**Request:** Below are records; reproduce exactly the lines from the one containing "Transcribe the text in this document." through the end, both included, and only those.
** START OF Raw records **
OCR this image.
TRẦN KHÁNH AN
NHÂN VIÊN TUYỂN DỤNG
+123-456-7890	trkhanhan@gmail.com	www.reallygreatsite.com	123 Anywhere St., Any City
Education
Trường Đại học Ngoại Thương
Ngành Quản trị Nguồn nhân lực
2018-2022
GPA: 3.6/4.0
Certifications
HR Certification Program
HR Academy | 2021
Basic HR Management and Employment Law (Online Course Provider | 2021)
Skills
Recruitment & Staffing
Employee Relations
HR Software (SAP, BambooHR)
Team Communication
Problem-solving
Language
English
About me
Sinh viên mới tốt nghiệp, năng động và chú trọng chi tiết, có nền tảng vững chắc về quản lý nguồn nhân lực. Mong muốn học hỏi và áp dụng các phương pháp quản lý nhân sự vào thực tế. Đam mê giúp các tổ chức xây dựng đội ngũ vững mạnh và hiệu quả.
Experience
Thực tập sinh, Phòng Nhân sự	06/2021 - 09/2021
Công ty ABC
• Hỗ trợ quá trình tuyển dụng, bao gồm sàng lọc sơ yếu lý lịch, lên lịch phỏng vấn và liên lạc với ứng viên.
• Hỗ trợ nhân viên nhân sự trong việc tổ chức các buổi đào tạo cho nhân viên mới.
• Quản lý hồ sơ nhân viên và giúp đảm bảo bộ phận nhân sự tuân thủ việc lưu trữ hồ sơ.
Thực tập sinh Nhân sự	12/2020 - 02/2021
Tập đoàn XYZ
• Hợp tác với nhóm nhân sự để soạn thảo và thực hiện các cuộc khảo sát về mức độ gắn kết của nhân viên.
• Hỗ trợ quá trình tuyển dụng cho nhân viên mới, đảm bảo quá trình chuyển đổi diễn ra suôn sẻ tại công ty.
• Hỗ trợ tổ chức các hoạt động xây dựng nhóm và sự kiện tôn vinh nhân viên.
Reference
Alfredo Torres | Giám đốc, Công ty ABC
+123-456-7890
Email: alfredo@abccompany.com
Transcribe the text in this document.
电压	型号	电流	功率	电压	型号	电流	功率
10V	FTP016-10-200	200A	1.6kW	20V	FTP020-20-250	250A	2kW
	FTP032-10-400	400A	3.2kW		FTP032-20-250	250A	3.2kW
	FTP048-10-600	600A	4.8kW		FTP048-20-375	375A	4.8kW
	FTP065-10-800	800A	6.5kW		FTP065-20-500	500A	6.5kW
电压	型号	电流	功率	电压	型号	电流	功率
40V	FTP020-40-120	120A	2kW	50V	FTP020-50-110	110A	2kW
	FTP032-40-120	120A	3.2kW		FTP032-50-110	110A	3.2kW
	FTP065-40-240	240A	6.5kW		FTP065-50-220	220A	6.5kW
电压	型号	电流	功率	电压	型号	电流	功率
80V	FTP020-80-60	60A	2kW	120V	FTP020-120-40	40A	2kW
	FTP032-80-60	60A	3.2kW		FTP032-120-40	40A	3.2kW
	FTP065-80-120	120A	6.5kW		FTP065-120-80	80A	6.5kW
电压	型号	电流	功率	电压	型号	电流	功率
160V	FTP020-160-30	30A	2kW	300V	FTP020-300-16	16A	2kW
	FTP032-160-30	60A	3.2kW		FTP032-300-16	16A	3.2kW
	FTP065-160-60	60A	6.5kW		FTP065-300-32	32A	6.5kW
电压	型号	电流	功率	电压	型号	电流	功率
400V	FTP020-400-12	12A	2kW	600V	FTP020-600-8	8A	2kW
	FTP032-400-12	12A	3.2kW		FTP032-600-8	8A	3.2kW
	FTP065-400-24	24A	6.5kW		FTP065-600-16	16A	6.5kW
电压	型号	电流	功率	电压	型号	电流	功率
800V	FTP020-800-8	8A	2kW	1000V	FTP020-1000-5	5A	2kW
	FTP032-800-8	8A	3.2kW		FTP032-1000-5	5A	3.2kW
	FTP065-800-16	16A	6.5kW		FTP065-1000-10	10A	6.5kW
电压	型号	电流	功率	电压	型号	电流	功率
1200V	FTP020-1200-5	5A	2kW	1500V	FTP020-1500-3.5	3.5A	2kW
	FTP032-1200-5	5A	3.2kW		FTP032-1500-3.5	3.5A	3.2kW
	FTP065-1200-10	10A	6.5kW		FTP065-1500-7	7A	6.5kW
** END OF Raw records **
**Final result:**
Transcribe the text in this document.
电压	型号	电流	功率	电压	型号	电流	功率
10V	FTP016-10-200	200A	1.6kW	20V	FTP020-20-250	250A	2kW
	FTP032-10-400	400A	3.2kW		FTP032-20-250	250A	3.2kW
	FTP048-10-600	600A	4.8kW		FTP048-20-375	375A	4.8kW
	FTP065-10-800	800A	6.5kW		FTP065-20-500	500A	6.5kW
电压	型号	电流	功率	电压	型号	电流	功率
40V	FTP020-40-120	120A	2kW	50V	FTP020-50-110	110A	2kW
	FTP032-40-120	120A	3.2kW		FTP032-50-110	110A	3.2kW
	FTP065-40-240	240A	6.5kW		FTP065-50-220	220A	6.5kW
电压	型号	电流	功率	电压	型号	电流	功率
80V	FTP020-80-60	60A	2kW	120V	FTP020-120-40	40A	2kW
	FTP032-80-60	60A	3.2kW		FTP032-120-40	40A	3.2kW
	FTP065-80-120	120A	6.5kW		FTP065-120-80	80A	6.5kW
电压	型号	电流	功率	电压	型号	电流	功率
160V	FTP020-160-30	30A	2kW	300V	FTP020-300-16	16A	2kW
	FTP032-160-30	60A	3.2kW		FTP032-300-16	16A	3.2kW
	FTP065-160-60	60A	6.5kW		FTP065-300-32	32A	6.5kW
电压	型号	电流	功率	电压	型号	电流	功率
400V	FTP020-400-12	12A	2kW	600V	FTP020-600-8	8A	2kW
	FTP032-400-12	12A	3.2kW		FTP032-600-8	8A	3.2kW
	FTP065-400-24	24A	6.5kW		FTP065-600-16	16A	6.5kW
电压	型号	电流	功率	电压	型号	电流	功率
800V	FTP020-800-8	8A	2kW	1000V	FTP020-1000-5	5A	2kW
	FTP032-800-8	8A	3.2kW		FTP032-1000-5	5A	3.2kW
	FTP065-800-16	16A	6.5kW		FTP065-1000-10	10A	6.5kW
电压	型号	电流	功率	电压	型号	电流	功率
1200V	FTP020-1200-5	5A	2kW	1500V	FTP020-1500-3.5	3.5A	2kW
	FTP032-1200-5	5A	3.2kW		FTP032-1500-3.5	3.5A	3.2kW
	FTP065-1200-10	10A	6.5kW		FTP065-1500-7	7A	6.5kW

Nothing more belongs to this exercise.